- _TEKS YANG DISEDIAKAN_:
Pertempuran sengit berlanjut di ibu kota Sudan walaupun tentara mengumumkan gencatan senjata, kata penduduk. Bentrokan ini merupakan pukulan bagi upaya internasional untuk mengakhiri hampir satu pekan pertempuran antara militer dan kelompok milisi bersenjata.
Tentara mengatakan pada Jumat (21/4) malam pihaknya menyetujui gencatan senjata tiga hari untuk memungkinkan orang merayakan hari raya Idul Fitri. Musuhnya, Rapid Support Forces (RSF), mengatakan sehari sebelumnya menyetujui gencatan senjata 72 jam, juga untuk menghormati Idul Fitri.
"Angkatan bersenjata berharap para pemberontak akan mematuhi semua persyaratan gencatan senjata dan menghentikan setiap gerakan militer yang akan menghalanginya," kata pernyataan militer.
Pengumuman tentara itu menyusul hari permusuhan lainnya di Khartoum dan pengerahan pertama tentara dengan berjalan kaki di ibu kota sejak pertempuran dimulai Sabtu pekan lalu.
Tentara dan pemberontak bersenjata dari RSF baku menembak di pemukiman seantero kota, termasuk selama adzan subuh khusus Idul Fitri.
Para penduduk di sekitar ibu kota melaporkan serangan artileri terus menerus.
“Warga mengatakan terjadi pertempuran sengit dan bentrokan langsung antara tentara dan RSF di bagian selatan ibu kota,” kata reporter Hiba Morgan melaporkan dari Khartoum untuk Al Jazeera.
Morgan mengatakan meskipun upaya gencatan senjata kelima, penduduk di berbagai bagian negara itu mengatakan kontak senjata terus berlanjut dan mereka yakin gencatan senjata tidak akan bertahan.
Tembakan tak reda tanpa jeda sepanjang hari, diselingi dentuman artileri dan serangan udara. Rekaman drone menunjukkan kepulan asap di Khartoum dan kota kembar Omdurman dan Bahri di Nil – keduanya daerah perkotaan terbesar di Afrika.

(Data analisis tata letak dokumen)
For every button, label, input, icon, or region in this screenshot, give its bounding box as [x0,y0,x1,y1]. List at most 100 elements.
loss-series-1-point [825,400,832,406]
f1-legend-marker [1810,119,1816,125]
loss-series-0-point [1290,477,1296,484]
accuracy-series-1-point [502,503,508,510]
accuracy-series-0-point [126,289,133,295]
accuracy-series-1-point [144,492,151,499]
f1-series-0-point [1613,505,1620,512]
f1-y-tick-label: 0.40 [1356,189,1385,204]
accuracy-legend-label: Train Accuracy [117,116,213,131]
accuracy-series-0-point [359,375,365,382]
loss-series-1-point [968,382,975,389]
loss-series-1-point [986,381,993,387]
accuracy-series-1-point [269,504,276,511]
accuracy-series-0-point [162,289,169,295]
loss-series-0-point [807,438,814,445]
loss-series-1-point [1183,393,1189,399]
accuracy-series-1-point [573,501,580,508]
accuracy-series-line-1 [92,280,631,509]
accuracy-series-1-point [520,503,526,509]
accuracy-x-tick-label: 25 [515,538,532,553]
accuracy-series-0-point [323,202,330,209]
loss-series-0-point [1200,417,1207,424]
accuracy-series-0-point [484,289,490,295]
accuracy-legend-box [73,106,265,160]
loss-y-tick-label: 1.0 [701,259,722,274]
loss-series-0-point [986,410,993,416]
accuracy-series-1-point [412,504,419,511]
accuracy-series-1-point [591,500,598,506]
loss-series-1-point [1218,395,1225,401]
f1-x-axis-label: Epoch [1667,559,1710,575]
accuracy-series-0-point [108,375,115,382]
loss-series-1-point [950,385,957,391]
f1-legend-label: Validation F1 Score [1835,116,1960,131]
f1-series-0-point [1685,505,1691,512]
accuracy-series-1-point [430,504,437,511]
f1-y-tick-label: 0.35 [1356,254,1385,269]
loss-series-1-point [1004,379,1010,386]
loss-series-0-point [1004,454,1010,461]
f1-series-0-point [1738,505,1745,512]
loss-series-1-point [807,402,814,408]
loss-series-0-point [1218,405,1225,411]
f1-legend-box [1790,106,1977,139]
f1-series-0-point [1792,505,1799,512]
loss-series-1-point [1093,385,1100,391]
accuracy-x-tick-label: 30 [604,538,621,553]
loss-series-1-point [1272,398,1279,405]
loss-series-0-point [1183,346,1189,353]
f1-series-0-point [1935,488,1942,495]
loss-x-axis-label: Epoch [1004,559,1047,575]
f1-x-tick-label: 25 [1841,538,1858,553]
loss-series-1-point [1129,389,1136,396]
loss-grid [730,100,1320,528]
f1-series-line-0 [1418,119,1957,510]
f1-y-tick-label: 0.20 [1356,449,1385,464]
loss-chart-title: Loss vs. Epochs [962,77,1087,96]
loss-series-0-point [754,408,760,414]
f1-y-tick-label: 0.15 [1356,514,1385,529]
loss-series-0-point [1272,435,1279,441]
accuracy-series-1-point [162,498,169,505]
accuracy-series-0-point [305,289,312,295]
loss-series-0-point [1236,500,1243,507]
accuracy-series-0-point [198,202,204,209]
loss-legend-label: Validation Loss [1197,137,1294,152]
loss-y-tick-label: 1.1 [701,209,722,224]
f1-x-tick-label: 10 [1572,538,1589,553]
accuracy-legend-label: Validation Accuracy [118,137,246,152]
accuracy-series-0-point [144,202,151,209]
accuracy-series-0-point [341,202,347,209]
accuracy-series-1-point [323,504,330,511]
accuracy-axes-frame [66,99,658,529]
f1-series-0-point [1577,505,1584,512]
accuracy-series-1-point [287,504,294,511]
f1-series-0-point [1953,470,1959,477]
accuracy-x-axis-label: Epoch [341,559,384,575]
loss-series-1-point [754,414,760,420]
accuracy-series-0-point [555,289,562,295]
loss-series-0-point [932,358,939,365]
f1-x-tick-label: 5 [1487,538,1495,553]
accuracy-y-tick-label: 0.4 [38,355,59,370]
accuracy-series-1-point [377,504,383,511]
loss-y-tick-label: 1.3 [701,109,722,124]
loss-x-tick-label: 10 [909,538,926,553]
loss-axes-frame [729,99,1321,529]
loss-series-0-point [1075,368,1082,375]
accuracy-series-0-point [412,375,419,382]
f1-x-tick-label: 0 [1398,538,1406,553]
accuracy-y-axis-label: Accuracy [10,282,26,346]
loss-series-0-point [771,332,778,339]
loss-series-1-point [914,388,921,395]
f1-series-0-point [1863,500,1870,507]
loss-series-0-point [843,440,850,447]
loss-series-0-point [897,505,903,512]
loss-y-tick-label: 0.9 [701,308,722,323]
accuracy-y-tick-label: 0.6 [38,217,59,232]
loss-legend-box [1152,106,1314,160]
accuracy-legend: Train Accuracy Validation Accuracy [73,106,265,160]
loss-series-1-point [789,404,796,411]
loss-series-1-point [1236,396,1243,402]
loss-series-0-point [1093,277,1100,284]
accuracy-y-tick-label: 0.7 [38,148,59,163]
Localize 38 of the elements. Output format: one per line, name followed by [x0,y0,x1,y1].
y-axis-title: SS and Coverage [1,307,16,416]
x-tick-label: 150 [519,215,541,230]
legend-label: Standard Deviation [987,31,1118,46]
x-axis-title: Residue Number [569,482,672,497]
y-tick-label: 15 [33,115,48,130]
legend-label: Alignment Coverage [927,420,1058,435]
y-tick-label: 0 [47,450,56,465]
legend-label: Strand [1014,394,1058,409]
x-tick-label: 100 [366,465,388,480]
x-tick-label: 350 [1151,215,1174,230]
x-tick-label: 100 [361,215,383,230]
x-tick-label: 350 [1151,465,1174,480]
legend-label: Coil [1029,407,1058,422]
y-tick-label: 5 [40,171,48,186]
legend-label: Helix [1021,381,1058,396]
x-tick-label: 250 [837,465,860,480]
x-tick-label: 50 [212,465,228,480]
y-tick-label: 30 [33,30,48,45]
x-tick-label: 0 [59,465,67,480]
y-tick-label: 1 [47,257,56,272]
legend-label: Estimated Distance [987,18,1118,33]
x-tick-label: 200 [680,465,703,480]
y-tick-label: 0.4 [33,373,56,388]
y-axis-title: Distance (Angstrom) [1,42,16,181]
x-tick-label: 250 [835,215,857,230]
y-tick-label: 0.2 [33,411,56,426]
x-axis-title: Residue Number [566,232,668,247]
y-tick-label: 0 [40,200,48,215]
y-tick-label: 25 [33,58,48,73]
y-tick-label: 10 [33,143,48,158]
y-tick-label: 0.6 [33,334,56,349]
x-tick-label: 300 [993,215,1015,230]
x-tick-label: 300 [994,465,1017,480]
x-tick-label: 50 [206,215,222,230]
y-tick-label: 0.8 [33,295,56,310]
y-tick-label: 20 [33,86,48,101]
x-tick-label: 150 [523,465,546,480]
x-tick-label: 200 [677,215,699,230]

- _INSTRUKSI KERJA 1_:
Jawablah pertanyaan berikut berdasarkan teks berita tentang pertempuran di Sudan.
(a) Berapa lama gencatan senjata yang disetujui tentara?
(b) Siapa reporter yang melaporkan dari Khartoum untuk Al Jazeera?
(c) Apa nama kota kembar Khartoum yang terlihat dalam rekaman drone?
- _INSTRUKSI KERJA 2_: Ketik ulang bagian teks berita di antara "Tembakan tak reda" dan "terbesar di Afrika.", termasuk kedua ujungnya.
Baris-baris data tersebut merupakan bahan tersendiri yang terpisah dari teks berita.

- _JAWABAN TERTULIS 1_:
(a) Tiga hari.
(b) Hiba Morgan.
(c) Omdurman dan Bahri.

- _JAWABAN TERTULIS 2_:
Tembakan tak reda tanpa jeda sepanjang hari, diselingi dentuman artileri dan serangan udara. Rekaman drone menunjukkan kepulan asap di Khartoum dan kota kembar Omdurman dan Bahri di Nil – keduanya daerah perkotaan terbesar di Afrika.